╔══

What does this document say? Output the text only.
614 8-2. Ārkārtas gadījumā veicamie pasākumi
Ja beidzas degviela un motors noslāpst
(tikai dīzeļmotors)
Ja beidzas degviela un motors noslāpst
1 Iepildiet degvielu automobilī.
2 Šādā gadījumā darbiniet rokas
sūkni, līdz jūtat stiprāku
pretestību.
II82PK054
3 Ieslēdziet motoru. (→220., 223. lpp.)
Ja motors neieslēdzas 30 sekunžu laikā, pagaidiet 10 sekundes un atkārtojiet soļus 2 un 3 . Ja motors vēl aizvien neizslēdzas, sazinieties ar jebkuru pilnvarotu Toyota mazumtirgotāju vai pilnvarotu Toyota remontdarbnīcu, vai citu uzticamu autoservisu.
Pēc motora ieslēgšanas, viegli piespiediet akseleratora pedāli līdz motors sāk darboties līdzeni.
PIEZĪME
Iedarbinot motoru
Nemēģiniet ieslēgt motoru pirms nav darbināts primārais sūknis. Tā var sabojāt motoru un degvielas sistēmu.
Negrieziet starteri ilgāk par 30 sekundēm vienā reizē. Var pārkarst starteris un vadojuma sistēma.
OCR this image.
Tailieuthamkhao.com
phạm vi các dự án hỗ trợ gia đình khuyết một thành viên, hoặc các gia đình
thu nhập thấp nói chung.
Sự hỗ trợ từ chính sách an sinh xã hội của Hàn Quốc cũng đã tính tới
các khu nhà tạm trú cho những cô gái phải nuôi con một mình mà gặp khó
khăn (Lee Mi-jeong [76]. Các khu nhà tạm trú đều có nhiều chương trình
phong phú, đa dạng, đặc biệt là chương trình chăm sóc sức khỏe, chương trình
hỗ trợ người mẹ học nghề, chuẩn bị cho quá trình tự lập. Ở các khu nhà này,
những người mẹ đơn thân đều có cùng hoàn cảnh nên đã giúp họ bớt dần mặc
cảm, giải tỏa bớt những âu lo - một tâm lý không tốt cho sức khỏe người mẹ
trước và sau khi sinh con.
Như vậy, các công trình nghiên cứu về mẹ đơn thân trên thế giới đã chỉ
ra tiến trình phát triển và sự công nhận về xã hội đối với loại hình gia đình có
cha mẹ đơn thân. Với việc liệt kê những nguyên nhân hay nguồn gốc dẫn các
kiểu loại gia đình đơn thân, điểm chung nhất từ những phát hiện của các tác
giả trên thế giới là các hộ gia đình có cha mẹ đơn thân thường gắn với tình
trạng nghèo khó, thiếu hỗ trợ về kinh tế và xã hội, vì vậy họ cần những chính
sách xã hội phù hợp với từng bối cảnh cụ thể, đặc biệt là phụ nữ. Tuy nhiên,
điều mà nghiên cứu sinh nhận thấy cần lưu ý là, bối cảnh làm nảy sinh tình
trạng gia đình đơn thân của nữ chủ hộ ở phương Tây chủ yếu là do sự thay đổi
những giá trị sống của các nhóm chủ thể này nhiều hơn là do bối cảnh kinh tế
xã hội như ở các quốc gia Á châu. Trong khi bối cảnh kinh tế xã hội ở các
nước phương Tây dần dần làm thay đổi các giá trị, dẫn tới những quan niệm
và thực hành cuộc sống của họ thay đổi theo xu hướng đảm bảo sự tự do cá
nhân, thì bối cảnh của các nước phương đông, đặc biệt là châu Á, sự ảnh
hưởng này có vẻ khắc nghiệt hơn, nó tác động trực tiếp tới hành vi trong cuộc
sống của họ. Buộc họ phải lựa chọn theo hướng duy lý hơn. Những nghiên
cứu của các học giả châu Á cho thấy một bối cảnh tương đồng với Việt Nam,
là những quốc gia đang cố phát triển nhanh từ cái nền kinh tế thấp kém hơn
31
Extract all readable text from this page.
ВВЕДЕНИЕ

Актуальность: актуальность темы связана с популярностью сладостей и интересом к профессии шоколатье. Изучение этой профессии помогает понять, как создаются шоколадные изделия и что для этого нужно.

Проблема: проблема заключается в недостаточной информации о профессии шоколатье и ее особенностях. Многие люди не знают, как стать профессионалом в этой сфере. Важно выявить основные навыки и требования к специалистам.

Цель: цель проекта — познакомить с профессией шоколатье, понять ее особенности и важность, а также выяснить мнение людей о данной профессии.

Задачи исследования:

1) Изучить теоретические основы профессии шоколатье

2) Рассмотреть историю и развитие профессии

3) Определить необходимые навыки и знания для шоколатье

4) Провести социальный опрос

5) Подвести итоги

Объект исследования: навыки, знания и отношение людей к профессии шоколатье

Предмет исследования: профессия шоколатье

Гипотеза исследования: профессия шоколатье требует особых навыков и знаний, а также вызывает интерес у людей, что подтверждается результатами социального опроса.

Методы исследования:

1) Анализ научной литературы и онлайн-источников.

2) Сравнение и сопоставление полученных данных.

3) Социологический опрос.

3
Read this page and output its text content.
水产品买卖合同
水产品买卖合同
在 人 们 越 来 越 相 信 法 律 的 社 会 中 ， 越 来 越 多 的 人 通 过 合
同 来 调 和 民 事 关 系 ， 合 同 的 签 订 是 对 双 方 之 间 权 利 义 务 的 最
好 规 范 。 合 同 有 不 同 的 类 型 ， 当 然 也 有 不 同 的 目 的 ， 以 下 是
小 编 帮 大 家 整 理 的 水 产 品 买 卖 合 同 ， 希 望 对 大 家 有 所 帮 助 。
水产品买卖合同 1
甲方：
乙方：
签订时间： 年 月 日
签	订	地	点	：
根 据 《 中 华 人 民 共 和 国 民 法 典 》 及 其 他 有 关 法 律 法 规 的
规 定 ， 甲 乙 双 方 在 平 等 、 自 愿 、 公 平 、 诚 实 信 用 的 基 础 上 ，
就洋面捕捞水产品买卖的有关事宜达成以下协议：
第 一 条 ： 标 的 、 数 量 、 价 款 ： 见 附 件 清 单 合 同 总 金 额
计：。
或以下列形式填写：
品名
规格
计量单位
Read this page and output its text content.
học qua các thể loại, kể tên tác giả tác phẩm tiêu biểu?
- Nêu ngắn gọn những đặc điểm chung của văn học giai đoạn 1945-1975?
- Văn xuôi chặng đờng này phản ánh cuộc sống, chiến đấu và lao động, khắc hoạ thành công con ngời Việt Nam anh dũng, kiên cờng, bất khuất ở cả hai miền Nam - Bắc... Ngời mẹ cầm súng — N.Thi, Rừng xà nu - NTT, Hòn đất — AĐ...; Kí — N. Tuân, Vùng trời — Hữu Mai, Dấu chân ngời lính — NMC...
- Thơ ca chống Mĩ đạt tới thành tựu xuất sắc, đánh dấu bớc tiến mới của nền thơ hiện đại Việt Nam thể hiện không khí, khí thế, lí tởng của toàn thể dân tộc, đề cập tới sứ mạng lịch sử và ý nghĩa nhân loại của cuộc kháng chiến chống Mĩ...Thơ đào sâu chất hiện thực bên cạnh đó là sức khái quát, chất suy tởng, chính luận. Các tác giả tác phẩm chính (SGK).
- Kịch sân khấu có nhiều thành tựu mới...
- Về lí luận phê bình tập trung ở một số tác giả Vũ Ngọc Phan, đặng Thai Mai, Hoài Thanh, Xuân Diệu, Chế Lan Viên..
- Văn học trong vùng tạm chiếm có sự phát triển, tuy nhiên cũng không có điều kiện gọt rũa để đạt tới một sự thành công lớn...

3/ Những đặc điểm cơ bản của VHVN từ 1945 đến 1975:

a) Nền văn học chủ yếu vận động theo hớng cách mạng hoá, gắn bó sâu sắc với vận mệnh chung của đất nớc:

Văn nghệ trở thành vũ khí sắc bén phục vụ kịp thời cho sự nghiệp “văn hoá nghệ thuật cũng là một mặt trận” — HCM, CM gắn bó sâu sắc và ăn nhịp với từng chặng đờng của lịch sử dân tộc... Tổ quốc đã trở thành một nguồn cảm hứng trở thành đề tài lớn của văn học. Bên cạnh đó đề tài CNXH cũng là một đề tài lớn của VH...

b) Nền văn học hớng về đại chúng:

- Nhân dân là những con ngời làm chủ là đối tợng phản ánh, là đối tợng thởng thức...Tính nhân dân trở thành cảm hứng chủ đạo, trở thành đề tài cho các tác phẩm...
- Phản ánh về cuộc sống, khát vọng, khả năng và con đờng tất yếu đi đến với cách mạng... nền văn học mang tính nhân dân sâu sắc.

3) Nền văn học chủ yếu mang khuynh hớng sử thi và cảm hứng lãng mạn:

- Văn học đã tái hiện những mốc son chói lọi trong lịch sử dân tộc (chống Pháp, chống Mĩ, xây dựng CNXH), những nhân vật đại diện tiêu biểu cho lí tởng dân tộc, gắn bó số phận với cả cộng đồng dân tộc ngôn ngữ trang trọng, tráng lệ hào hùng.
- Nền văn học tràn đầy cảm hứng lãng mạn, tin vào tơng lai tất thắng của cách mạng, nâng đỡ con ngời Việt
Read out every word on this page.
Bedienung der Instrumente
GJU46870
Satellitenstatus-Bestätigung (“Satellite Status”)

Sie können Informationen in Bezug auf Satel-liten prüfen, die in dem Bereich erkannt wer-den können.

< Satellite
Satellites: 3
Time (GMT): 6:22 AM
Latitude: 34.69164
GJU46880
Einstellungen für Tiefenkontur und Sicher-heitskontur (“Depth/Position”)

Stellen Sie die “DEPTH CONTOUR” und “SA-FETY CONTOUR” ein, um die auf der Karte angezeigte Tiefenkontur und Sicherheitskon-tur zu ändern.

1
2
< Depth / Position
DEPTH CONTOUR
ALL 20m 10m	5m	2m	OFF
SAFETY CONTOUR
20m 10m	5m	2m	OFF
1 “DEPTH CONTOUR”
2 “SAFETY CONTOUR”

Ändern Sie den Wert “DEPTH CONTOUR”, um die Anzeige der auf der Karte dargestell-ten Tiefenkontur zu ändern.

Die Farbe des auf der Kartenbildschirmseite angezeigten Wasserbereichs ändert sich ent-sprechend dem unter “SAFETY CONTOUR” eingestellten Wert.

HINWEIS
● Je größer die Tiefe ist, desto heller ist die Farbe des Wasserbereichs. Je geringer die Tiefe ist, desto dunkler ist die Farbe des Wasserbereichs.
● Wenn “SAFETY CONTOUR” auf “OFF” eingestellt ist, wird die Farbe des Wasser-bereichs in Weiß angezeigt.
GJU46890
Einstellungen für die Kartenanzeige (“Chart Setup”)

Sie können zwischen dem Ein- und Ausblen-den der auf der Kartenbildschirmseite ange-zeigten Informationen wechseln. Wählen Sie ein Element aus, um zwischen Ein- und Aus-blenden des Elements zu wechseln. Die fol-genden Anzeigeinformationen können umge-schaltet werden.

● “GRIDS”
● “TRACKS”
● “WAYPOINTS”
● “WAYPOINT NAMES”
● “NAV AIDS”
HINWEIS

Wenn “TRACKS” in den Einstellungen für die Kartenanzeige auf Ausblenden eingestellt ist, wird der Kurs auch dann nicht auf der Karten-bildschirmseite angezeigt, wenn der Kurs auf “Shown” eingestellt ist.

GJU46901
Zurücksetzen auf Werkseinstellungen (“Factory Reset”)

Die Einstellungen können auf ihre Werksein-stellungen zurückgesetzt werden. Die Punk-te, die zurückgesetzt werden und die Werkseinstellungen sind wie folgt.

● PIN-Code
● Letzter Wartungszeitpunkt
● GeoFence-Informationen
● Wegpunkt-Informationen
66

╚══

◆ WHAT TO DO
Read through the lines above and collect those that contain the string "профессия".

◆ TASK SOLUTION
Предмет исследования: профессия шоколатье
Гипотеза исследования: профессия шоколатье требует особых навыков и знаний, а также вызывает интерес у людей, что подтверждается результатами социального опроса.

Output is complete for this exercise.